Saved data entries
________________________
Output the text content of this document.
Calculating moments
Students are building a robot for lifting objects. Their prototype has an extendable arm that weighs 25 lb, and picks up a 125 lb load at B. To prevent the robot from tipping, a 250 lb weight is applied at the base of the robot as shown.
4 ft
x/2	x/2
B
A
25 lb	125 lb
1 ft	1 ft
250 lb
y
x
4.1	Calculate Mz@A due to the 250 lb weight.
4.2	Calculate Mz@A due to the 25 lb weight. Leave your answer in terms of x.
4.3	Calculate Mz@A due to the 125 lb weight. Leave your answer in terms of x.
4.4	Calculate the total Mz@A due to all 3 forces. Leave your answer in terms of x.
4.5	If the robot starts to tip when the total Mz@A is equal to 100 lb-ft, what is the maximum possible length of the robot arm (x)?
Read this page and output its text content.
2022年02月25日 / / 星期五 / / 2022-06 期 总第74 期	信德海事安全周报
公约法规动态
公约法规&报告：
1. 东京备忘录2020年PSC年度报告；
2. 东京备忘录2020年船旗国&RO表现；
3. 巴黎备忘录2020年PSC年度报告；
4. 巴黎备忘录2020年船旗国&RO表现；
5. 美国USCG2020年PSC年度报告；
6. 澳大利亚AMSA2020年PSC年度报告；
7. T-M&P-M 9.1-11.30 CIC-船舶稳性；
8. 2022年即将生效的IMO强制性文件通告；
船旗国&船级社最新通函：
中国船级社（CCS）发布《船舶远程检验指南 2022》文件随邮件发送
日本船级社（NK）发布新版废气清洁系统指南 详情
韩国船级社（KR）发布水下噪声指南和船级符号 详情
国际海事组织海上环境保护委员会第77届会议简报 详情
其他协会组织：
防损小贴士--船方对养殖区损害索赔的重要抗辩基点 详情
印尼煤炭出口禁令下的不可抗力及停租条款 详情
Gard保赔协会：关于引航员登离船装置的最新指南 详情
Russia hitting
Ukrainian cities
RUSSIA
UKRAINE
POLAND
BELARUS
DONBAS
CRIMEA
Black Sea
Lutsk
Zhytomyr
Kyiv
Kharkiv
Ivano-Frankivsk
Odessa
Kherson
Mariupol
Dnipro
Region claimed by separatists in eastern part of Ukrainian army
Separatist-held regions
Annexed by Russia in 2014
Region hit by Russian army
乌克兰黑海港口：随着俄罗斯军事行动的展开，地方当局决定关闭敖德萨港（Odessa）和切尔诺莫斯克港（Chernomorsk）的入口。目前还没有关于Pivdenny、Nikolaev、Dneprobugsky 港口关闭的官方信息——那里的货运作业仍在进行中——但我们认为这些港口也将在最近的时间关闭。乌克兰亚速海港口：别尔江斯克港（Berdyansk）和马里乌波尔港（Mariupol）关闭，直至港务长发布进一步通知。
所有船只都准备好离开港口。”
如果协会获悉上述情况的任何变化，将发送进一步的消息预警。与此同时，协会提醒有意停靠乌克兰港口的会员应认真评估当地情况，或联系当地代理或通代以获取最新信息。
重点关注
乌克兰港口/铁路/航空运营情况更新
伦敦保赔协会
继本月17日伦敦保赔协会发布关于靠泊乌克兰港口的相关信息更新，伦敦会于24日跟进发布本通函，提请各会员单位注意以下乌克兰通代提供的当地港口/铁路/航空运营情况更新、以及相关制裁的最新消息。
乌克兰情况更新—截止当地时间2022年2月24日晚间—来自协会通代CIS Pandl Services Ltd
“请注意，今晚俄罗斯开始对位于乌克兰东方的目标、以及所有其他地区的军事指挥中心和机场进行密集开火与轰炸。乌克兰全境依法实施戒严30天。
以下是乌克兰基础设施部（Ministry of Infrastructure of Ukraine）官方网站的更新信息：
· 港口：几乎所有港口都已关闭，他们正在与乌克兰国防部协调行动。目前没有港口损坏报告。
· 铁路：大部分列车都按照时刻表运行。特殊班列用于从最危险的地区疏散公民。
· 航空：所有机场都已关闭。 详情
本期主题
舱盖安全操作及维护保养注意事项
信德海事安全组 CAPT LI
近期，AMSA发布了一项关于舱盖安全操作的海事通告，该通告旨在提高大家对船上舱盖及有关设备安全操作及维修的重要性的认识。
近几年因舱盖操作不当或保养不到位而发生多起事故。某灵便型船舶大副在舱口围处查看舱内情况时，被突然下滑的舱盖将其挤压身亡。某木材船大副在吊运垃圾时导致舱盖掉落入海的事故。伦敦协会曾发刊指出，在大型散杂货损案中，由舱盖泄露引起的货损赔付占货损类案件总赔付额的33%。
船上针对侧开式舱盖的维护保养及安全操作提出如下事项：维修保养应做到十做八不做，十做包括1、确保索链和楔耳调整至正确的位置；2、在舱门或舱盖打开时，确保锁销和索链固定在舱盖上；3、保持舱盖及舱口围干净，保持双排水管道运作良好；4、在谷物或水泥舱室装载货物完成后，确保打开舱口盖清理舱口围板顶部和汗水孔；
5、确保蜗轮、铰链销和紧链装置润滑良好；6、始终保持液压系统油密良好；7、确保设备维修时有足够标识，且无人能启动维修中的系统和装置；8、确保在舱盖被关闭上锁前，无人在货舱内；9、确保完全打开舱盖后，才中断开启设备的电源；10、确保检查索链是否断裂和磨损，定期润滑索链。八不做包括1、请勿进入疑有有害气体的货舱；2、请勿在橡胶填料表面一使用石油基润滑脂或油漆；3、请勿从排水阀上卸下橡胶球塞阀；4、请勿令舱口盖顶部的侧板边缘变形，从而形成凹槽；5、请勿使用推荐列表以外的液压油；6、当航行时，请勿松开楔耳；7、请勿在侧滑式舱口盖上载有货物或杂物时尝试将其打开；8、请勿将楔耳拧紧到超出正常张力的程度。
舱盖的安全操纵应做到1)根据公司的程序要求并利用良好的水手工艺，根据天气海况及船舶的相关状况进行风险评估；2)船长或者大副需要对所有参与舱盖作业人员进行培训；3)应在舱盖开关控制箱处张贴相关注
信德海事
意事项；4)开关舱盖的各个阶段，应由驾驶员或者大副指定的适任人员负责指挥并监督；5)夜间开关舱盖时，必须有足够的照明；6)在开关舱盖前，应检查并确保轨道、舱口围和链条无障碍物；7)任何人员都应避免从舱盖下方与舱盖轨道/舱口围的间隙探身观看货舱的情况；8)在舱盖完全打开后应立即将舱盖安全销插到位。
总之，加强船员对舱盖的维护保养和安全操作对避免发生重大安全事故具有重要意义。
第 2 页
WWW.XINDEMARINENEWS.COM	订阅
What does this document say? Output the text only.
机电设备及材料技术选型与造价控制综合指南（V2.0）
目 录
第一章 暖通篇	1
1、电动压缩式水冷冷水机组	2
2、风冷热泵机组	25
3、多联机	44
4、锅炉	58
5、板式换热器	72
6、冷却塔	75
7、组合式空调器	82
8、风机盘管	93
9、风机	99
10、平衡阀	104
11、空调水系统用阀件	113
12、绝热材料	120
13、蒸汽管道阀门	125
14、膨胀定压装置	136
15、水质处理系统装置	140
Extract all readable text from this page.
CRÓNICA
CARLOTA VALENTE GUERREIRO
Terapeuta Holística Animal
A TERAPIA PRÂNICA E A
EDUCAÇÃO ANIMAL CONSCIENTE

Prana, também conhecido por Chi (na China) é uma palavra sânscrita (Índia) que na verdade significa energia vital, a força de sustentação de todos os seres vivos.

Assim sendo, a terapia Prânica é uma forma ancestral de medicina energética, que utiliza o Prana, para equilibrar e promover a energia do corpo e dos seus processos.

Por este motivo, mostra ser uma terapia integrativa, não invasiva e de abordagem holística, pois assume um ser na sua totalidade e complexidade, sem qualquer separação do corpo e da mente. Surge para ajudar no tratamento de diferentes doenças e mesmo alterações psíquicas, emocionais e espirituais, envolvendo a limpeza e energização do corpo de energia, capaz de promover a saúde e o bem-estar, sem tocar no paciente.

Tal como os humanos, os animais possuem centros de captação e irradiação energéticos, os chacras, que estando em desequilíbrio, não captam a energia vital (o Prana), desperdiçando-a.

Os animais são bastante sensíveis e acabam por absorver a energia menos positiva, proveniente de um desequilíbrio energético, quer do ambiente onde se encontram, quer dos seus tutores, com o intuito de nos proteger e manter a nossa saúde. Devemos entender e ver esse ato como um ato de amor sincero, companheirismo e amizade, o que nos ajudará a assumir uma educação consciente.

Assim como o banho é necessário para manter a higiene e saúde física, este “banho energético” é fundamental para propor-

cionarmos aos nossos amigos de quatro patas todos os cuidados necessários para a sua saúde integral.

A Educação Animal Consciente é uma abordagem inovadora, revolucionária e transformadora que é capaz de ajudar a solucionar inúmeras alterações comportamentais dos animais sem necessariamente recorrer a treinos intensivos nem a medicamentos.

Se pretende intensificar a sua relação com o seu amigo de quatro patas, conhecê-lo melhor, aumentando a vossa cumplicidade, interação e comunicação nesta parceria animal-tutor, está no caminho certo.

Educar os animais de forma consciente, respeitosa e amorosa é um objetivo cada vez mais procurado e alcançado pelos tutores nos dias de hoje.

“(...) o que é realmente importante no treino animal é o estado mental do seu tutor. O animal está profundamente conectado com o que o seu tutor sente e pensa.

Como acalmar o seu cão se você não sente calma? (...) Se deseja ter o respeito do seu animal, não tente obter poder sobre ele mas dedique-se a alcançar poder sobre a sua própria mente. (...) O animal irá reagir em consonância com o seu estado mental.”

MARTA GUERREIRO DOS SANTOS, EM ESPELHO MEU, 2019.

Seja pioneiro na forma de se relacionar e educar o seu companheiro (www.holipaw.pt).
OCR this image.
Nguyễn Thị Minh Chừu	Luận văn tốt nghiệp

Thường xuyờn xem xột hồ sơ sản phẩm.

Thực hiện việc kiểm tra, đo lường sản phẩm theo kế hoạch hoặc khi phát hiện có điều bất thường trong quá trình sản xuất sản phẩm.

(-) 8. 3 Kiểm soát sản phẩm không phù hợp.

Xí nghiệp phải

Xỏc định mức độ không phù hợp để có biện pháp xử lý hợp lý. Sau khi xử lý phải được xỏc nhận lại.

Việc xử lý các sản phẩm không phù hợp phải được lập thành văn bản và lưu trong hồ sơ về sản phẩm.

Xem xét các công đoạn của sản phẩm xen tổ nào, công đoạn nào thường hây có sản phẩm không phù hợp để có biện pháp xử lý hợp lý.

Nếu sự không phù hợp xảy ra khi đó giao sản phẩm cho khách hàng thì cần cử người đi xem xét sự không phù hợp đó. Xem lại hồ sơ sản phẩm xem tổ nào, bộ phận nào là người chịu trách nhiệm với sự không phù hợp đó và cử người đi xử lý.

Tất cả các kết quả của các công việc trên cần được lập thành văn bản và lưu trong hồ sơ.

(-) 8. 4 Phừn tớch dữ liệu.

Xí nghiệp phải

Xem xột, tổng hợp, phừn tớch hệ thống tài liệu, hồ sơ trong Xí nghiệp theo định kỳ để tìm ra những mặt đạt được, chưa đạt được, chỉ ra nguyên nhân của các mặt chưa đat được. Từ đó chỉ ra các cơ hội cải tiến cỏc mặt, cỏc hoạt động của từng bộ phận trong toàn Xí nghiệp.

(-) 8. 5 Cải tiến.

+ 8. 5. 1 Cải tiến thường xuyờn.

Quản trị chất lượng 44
________________________
Spot every line that holds "định" and copy it.

- The response
Xỏc định mức độ không phù hợp để có biện pháp xử lý hợp lý. Sau khi xử lý phải được xỏc nhận lại.
Xem xột, tổng hợp, phừn tớch hệ thống tài liệu, hồ sơ trong Xí nghiệp theo định kỳ để tìm ra những mặt đạt được, chưa đạt được, chỉ ra nguyên nhân của các mặt chưa đat được. Từ đó chỉ ra các cơ hội cải tiến cỏc mặt, cỏc hoạt động của từng bộ phận trong toàn Xí nghiệp.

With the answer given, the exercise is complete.